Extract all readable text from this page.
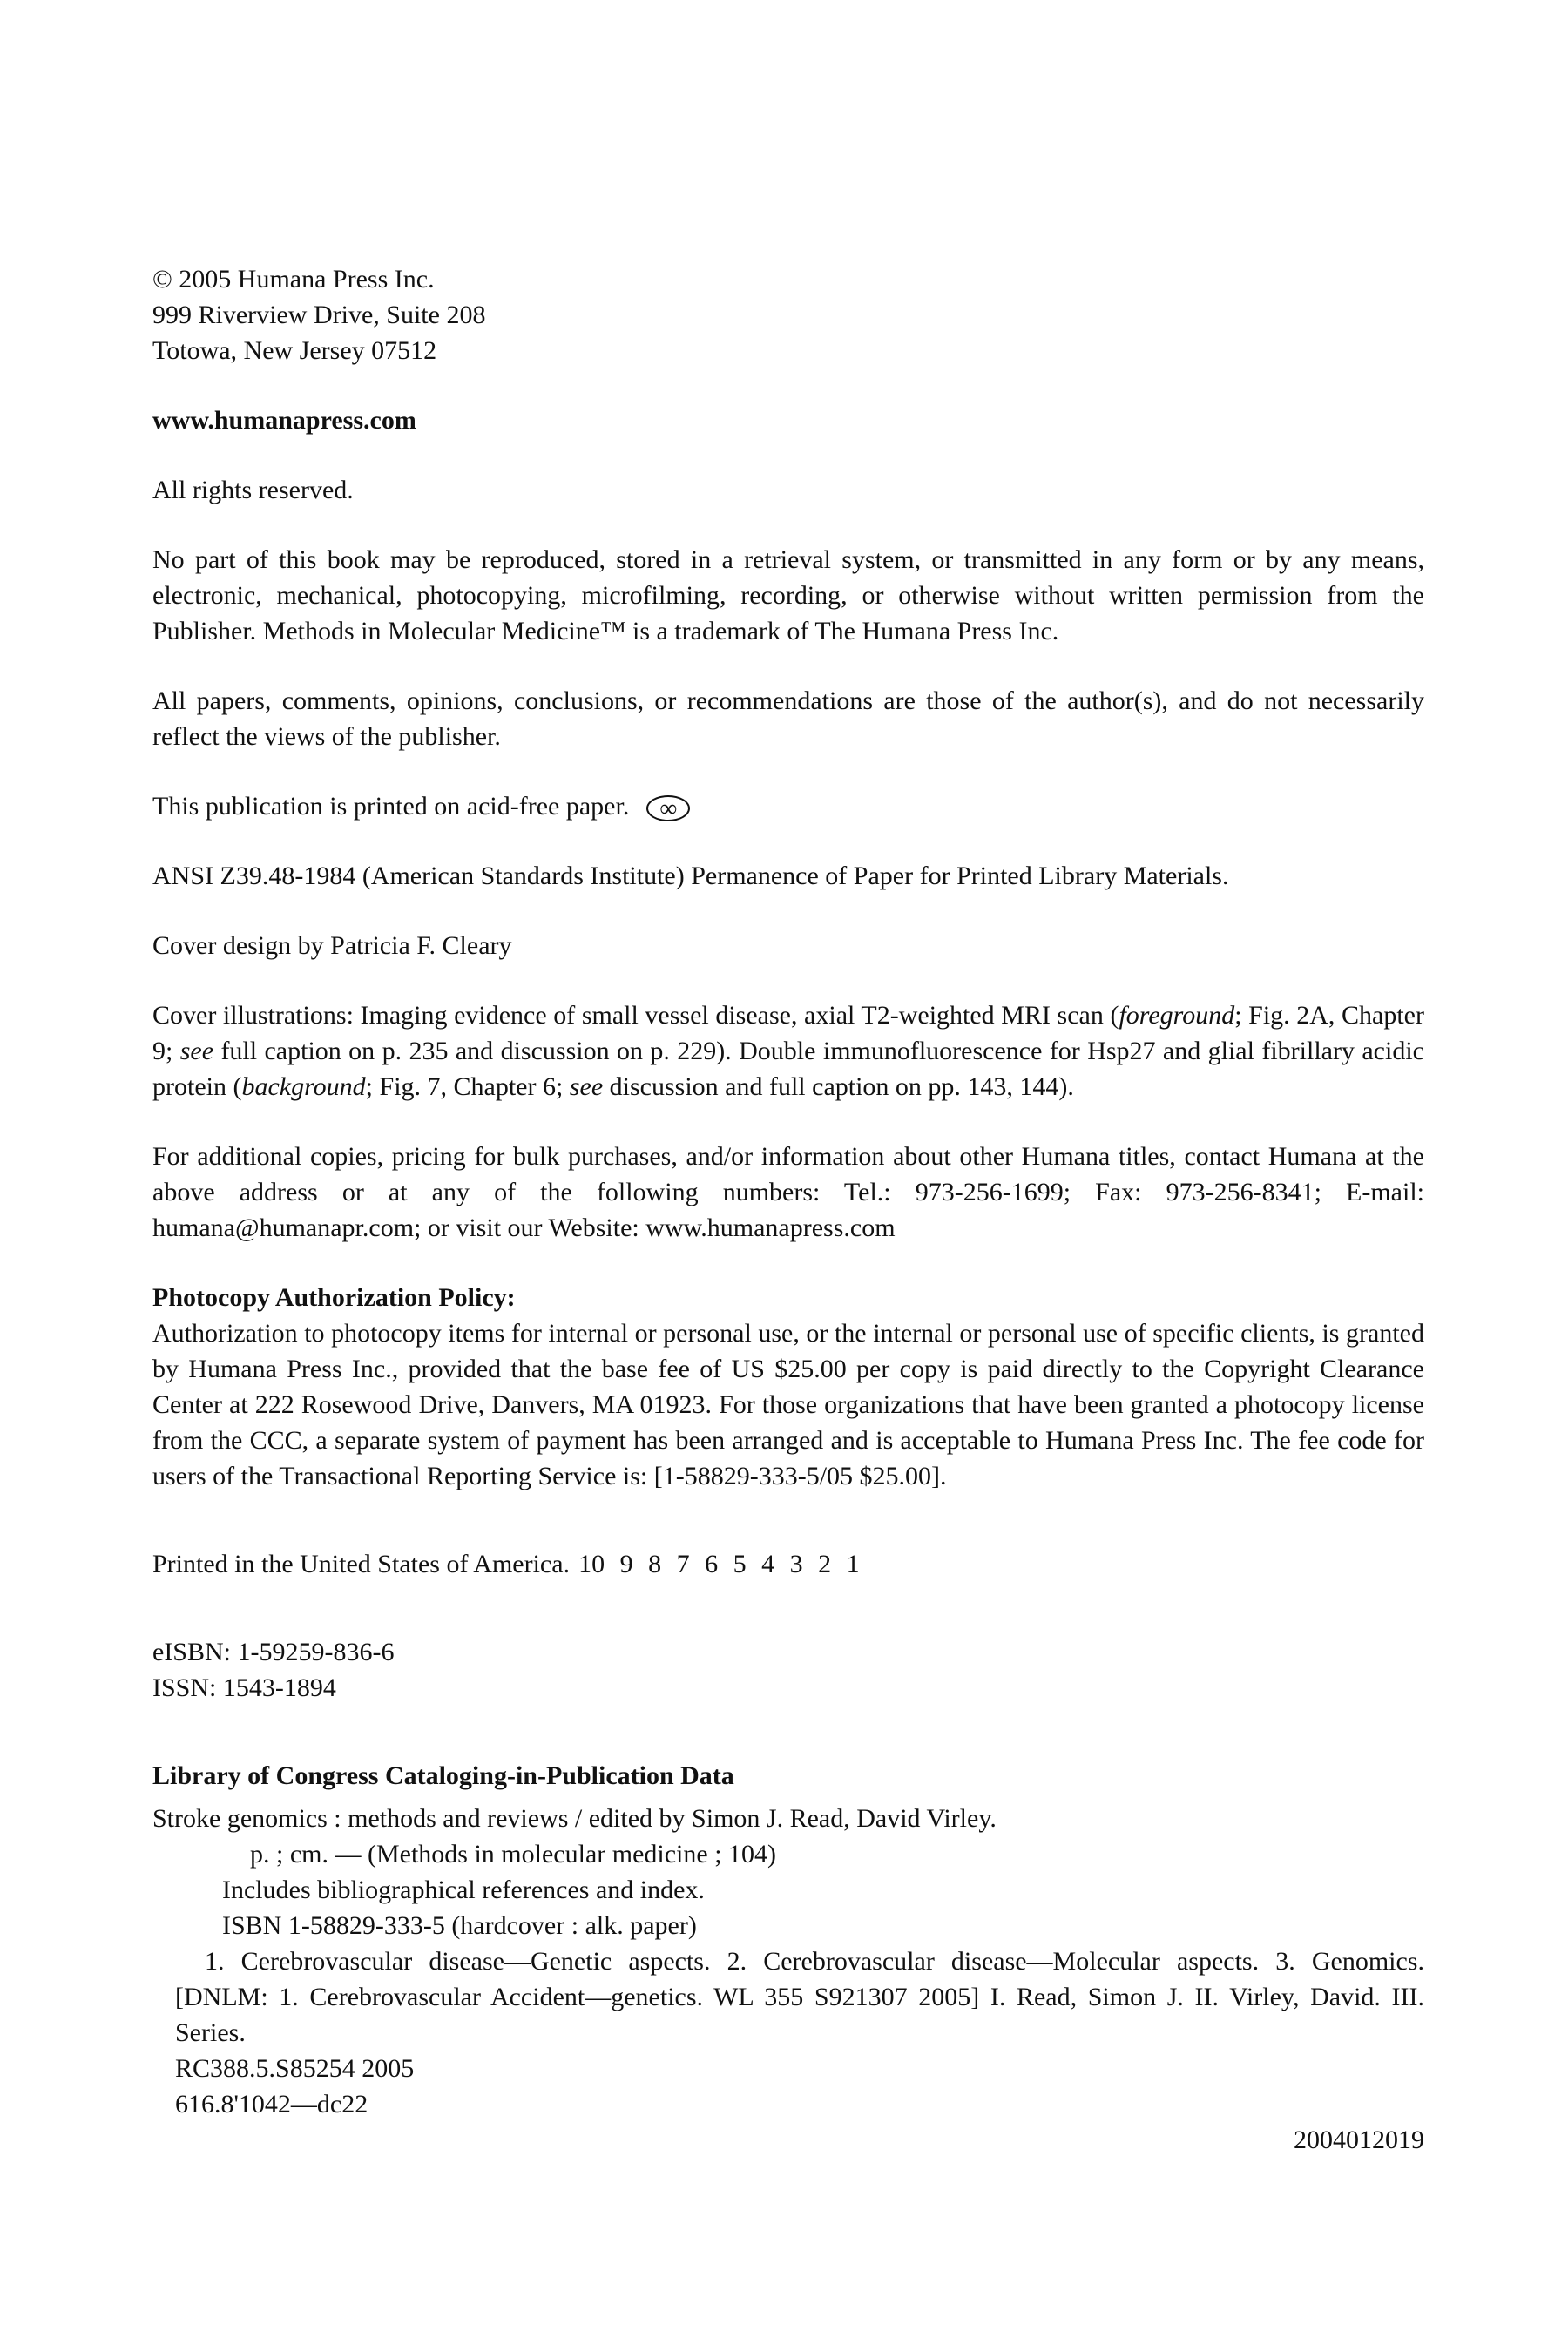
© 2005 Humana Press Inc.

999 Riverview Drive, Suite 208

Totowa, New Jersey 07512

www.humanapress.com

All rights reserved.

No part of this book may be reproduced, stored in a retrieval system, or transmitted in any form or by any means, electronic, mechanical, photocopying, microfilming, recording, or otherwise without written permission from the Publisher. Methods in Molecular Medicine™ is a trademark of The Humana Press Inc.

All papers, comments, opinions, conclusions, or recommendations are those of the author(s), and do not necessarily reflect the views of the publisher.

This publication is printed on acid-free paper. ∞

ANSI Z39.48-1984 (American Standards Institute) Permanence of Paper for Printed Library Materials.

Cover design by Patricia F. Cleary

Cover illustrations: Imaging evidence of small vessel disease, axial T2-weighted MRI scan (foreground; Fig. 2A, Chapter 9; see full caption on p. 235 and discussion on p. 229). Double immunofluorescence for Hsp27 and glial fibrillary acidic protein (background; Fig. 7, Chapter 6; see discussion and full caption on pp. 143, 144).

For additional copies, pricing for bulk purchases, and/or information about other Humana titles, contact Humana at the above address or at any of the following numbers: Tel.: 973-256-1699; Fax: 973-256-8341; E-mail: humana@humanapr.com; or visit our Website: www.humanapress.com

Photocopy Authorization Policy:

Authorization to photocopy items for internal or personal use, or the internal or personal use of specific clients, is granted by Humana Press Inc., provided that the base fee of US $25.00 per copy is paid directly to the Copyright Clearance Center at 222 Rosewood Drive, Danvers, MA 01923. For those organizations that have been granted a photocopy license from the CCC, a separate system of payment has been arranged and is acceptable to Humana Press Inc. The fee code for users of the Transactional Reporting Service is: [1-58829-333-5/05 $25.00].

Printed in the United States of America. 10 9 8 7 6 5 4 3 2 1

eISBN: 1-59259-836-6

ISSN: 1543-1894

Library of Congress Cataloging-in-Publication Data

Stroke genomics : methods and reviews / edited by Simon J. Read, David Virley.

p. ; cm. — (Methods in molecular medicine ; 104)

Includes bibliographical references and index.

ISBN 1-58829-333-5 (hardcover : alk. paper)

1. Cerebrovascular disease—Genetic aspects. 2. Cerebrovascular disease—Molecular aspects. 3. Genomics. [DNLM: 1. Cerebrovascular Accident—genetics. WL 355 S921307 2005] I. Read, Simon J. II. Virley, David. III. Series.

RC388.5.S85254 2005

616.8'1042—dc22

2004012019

____________________

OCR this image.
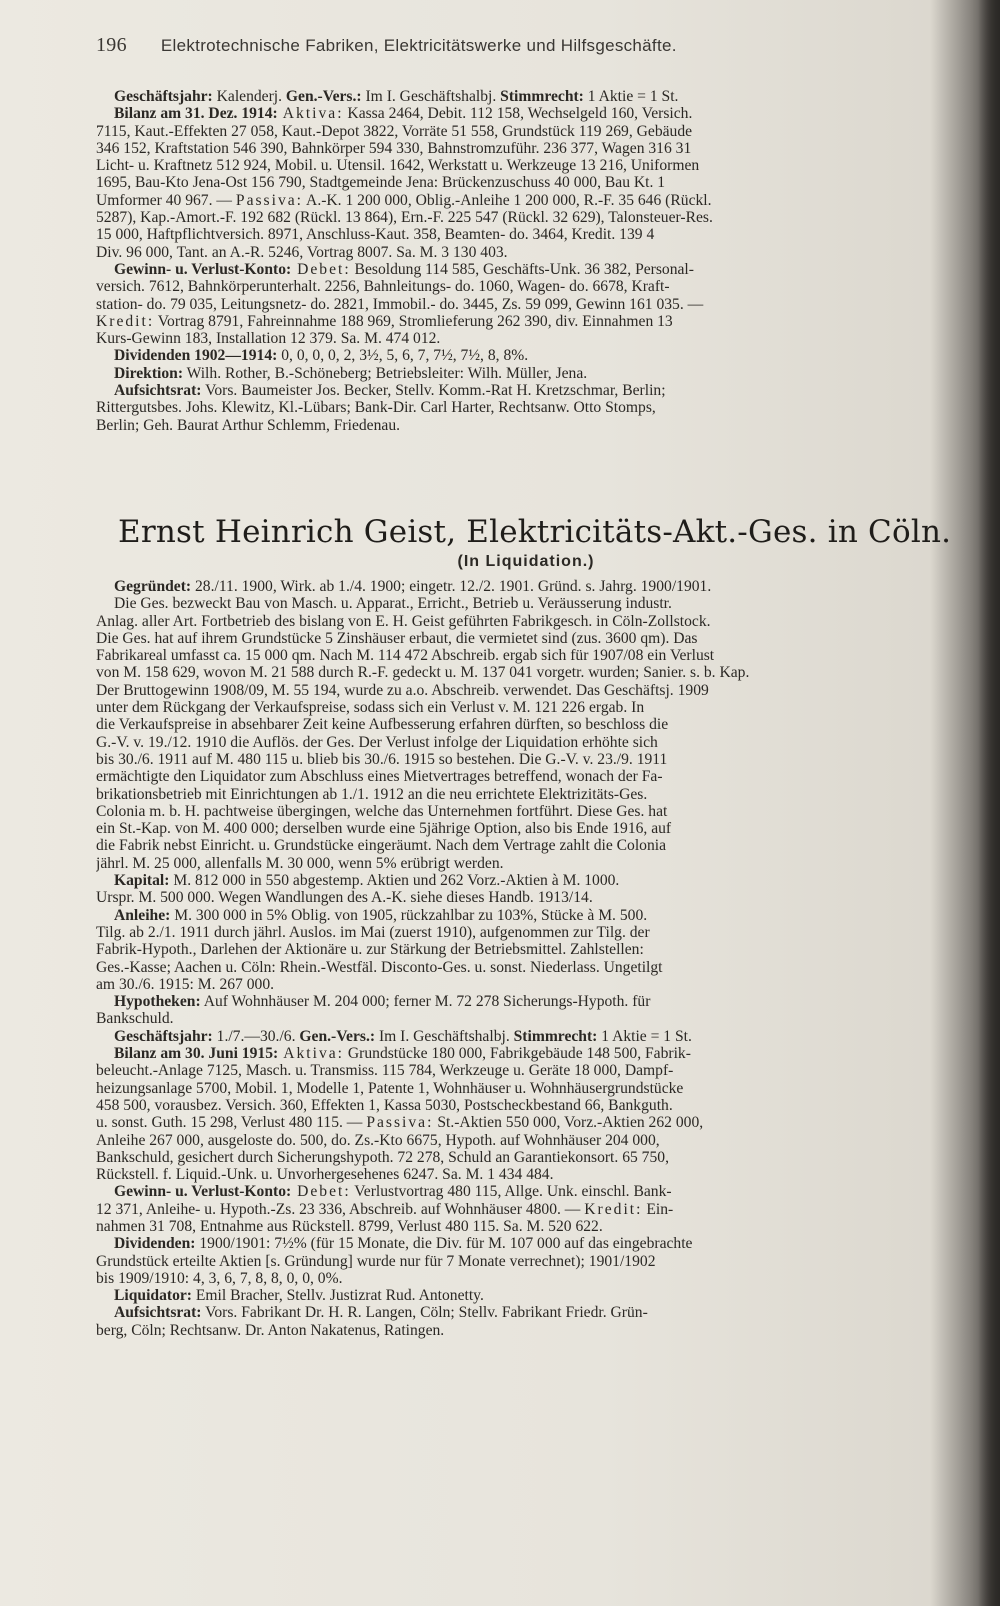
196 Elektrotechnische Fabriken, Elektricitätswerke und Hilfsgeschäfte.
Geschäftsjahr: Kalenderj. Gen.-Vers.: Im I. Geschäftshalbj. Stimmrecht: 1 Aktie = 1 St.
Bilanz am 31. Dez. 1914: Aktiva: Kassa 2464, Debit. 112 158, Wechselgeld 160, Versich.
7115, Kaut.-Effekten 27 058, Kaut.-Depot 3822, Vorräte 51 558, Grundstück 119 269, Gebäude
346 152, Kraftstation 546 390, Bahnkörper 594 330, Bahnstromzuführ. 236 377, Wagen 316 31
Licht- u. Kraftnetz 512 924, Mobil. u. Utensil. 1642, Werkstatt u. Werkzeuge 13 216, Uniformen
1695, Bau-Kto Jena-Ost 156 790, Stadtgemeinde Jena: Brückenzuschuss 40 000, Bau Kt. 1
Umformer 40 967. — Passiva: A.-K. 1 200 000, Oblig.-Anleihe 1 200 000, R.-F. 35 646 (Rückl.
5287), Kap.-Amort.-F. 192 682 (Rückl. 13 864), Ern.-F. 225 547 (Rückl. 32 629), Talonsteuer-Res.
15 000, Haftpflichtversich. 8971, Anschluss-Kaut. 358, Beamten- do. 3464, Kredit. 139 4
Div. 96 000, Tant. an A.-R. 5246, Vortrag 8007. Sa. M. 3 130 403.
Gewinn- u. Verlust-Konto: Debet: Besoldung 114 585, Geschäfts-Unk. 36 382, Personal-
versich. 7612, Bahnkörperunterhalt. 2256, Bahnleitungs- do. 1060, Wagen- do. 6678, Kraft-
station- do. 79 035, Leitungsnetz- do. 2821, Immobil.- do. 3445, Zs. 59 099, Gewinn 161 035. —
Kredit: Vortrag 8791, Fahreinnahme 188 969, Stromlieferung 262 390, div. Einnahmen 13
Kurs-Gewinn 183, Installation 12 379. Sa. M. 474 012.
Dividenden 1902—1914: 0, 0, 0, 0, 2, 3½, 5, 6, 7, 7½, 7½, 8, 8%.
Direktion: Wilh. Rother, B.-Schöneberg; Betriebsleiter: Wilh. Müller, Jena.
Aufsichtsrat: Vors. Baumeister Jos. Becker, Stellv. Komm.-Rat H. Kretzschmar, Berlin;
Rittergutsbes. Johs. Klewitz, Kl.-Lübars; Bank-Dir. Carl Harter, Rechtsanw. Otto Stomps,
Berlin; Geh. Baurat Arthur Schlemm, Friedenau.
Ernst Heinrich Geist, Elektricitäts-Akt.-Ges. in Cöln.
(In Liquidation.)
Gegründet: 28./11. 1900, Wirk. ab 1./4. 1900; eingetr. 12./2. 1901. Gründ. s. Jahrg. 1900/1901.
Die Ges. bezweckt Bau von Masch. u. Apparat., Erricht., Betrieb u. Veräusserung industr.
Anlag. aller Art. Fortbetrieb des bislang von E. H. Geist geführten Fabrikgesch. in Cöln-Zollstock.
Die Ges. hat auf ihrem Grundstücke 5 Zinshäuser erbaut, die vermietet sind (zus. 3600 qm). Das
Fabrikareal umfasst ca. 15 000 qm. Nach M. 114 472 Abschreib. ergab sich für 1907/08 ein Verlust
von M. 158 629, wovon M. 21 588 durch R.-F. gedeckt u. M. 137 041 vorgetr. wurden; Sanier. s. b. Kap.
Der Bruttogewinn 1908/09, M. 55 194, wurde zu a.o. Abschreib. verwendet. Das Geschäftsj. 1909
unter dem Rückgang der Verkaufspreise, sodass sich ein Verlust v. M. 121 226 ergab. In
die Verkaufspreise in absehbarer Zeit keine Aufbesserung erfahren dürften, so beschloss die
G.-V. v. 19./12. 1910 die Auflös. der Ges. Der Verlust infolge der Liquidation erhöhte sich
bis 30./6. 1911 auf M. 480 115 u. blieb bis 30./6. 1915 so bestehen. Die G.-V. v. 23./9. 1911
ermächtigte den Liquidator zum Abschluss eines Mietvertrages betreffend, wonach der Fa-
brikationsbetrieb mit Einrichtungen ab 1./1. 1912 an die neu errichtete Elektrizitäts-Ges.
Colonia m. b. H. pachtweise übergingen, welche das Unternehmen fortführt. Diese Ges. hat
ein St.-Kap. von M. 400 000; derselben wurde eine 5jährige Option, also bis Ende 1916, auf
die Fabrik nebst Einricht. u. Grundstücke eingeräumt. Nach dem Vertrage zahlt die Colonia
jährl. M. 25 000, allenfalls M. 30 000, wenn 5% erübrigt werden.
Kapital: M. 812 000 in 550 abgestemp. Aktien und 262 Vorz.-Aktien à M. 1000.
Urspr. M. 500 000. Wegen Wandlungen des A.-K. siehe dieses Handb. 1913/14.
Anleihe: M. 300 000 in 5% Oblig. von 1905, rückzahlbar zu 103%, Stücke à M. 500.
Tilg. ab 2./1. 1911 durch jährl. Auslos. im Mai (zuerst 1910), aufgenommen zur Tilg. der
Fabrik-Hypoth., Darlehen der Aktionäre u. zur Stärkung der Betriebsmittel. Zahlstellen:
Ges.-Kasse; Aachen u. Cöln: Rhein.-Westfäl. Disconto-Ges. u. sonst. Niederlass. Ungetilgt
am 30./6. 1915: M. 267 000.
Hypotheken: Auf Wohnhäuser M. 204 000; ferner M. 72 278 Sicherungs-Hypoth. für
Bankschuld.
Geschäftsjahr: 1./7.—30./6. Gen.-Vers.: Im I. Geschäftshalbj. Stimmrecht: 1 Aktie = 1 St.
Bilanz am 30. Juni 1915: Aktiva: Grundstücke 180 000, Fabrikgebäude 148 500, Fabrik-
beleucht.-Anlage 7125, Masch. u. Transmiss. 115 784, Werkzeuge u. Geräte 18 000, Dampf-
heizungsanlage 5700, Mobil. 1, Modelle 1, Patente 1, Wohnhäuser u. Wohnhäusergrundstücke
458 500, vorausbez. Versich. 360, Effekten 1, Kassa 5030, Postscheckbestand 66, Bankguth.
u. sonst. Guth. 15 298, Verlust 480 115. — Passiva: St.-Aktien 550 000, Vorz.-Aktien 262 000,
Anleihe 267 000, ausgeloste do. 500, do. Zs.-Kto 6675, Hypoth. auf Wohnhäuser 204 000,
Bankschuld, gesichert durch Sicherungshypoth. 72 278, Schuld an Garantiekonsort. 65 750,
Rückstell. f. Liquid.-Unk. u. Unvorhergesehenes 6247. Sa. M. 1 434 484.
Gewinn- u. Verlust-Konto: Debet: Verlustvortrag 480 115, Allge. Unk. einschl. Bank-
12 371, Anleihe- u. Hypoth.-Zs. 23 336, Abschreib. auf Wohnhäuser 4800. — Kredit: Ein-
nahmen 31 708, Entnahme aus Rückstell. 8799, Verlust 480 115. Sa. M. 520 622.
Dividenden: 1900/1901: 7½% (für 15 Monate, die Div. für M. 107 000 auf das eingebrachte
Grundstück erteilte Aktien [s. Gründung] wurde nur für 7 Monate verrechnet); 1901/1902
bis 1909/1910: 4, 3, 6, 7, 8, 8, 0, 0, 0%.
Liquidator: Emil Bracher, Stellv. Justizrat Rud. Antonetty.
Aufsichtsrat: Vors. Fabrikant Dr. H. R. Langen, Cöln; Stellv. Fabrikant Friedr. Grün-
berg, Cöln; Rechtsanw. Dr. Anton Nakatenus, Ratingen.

____________________

• _EXERCISE BRIEF_
Copy out every line of the listing that contains the string "Vors".

• _EXERCISE OUTPUT_
Aufsichtsrat: Vors. Baumeister Jos. Becker, Stellv. Komm.-Rat H. Kretzschmar, Berlin;
Aufsichtsrat: Vors. Fabrikant Dr. H. R. Langen, Cöln; Stellv. Fabrikant Friedr. Grün-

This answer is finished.